▶ [What to produce]:
Exactly as written, quote every line that follows, skipping the images.

▶ [Data for this task]:
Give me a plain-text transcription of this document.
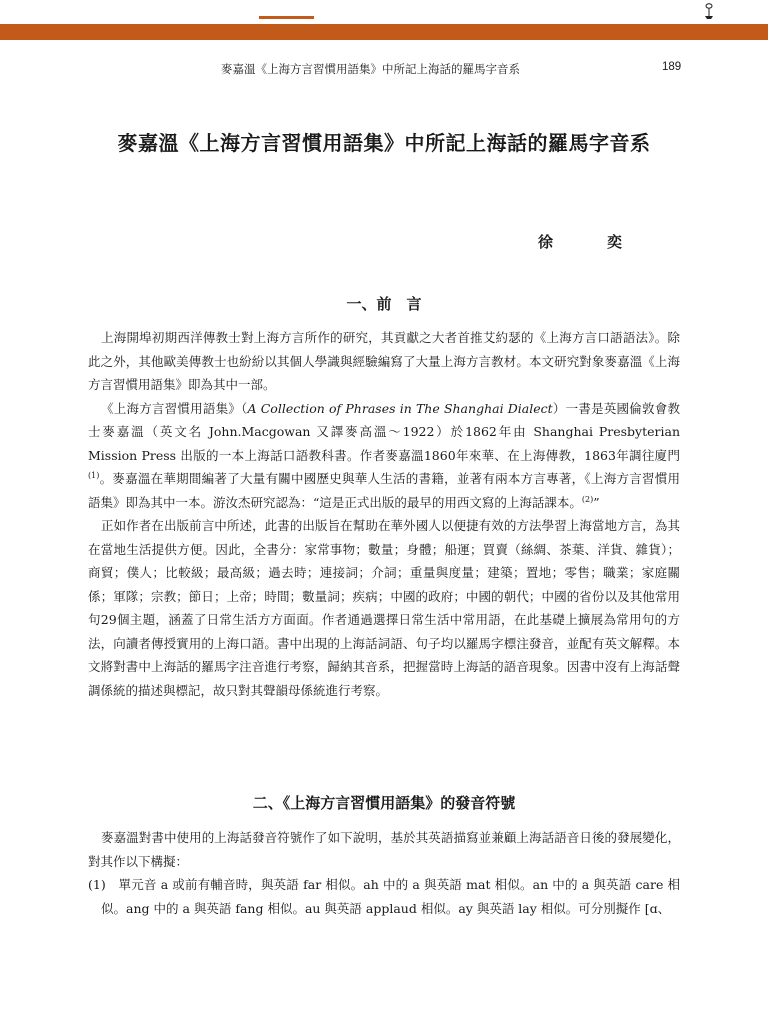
麥嘉溫《上海方言習慣用語集》中所記上海話的羅馬字音系	189
麥嘉溫《上海方言習慣用語集》中所記上海話的羅馬字音系
徐	奕
一、前　言

上海開埠初期西洋傳教士對上海方言所作的研究，其貢獻之大者首推艾約瑟的《上海方言口語語法》。除此之外，其他歐美傳教士也紛紛以其個人學識與經驗編寫了大量上海方言教材。本文研究對象麥嘉溫《上海方言習慣用語集》即為其中一部。

《上海方言習慣用語集》（A Collection of Phrases in The Shanghai Dialect）一書是英國倫敦會教士麥嘉溫（英文名 John.Macgowan 又譯麥高溫～1922）於1862年由 Shanghai Presbyterian Mission Press 出版的一本上海話口語教科書。作者麥嘉溫1860年來華、在上海傳教，1863年調往廈門$^{(1)}$。麥嘉溫在華期間編著了大量有關中國歷史與華人生活的書籍，並著有兩本方言專著，《上海方言習慣用語集》即為其中一本。游汝杰研究認為：“這是正式出版的最早的用西文寫的上海話課本。$^{(2)}$”

正如作者在出版前言中所述，此書的出版旨在幫助在華外國人以便捷有效的方法學習上海當地方言，為其在當地生活提供方便。因此，全書分：家常事物；數量；身體；船運；買賣（絲綢、茶葉、洋貨、雜貨）；商貿；僕人；比較級；最高級；過去時；連接詞；介詞；重量與度量；建築；置地；零售；職業；家庭關係；軍隊；宗教；節日；上帝；時間；數量詞；疾病；中國的政府；中國的朝代；中國的省份以及其他常用句29個主題，涵蓋了日常生活方方面面。作者通過選擇日常生活中常用語，在此基礎上擴展為常用句的方法，向讀者傳授實用的上海口語。書中出現的上海話詞語、句子均以羅馬字標注發音，並配有英文解釋。本文將對書中上海話的羅馬字注音進行考察，歸納其音系，把握當時上海話的語音現象。因書中沒有上海話聲調係統的描述與標記，故只對其聲韻母係統進行考察。

二、《上海方言習慣用語集》的發音符號

麥嘉溫對書中使用的上海話發音符號作了如下說明，基於其英語描寫並兼顧上海話語音日後的發展變化，對其作以下構擬：

(1)　單元音 a 或前有輔音時，與英語 far 相似。ah 中的 a 與英語 mat 相似。an 中的 a 與英語 care 相似。ang 中的 a 與英語 fang 相似。au 與英語 applaud 相似。ay 與英語 lay 相似。可分別擬作 [ɑ、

▶ [Worked solution]:
Give me a plain-text transcription of this document.
麥嘉溫《上海方言習慣用語集》中所記上海話的羅馬字音系	189
麥嘉溫《上海方言習慣用語集》中所記上海話的羅馬字音系
徐	奕
一、前　言

上海開埠初期西洋傳教士對上海方言所作的研究，其貢獻之大者首推艾約瑟的《上海方言口語語法》。除此之外，其他歐美傳教士也紛紛以其個人學識與經驗編寫了大量上海方言教材。本文研究對象麥嘉溫《上海方言習慣用語集》即為其中一部。

《上海方言習慣用語集》（A Collection of Phrases in The Shanghai Dialect）一書是英國倫敦會教士麥嘉溫（英文名 John.Macgowan 又譯麥高溫～1922）於1862年由 Shanghai Presbyterian Mission Press 出版的一本上海話口語教科書。作者麥嘉溫1860年來華、在上海傳教，1863年調往廈門$^{(1)}$。麥嘉溫在華期間編著了大量有關中國歷史與華人生活的書籍，並著有兩本方言專著，《上海方言習慣用語集》即為其中一本。游汝杰研究認為：“這是正式出版的最早的用西文寫的上海話課本。$^{(2)}$”

正如作者在出版前言中所述，此書的出版旨在幫助在華外國人以便捷有效的方法學習上海當地方言，為其在當地生活提供方便。因此，全書分：家常事物；數量；身體；船運；買賣（絲綢、茶葉、洋貨、雜貨）；商貿；僕人；比較級；最高級；過去時；連接詞；介詞；重量與度量；建築；置地；零售；職業；家庭關係；軍隊；宗教；節日；上帝；時間；數量詞；疾病；中國的政府；中國的朝代；中國的省份以及其他常用句29個主題，涵蓋了日常生活方方面面。作者通過選擇日常生活中常用語，在此基礎上擴展為常用句的方法，向讀者傳授實用的上海口語。書中出現的上海話詞語、句子均以羅馬字標注發音，並配有英文解釋。本文將對書中上海話的羅馬字注音進行考察，歸納其音系，把握當時上海話的語音現象。因書中沒有上海話聲調係統的描述與標記，故只對其聲韻母係統進行考察。

二、《上海方言習慣用語集》的發音符號

麥嘉溫對書中使用的上海話發音符號作了如下說明，基於其英語描寫並兼顧上海話語音日後的發展變化，對其作以下構擬：

(1)　單元音 a 或前有輔音時，與英語 far 相似。ah 中的 a 與英語 mat 相似。an 中的 a 與英語 care 相似。ang 中的 a 與英語 fang 相似。au 與英語 applaud 相似。ay 與英語 lay 相似。可分別擬作 [ɑ、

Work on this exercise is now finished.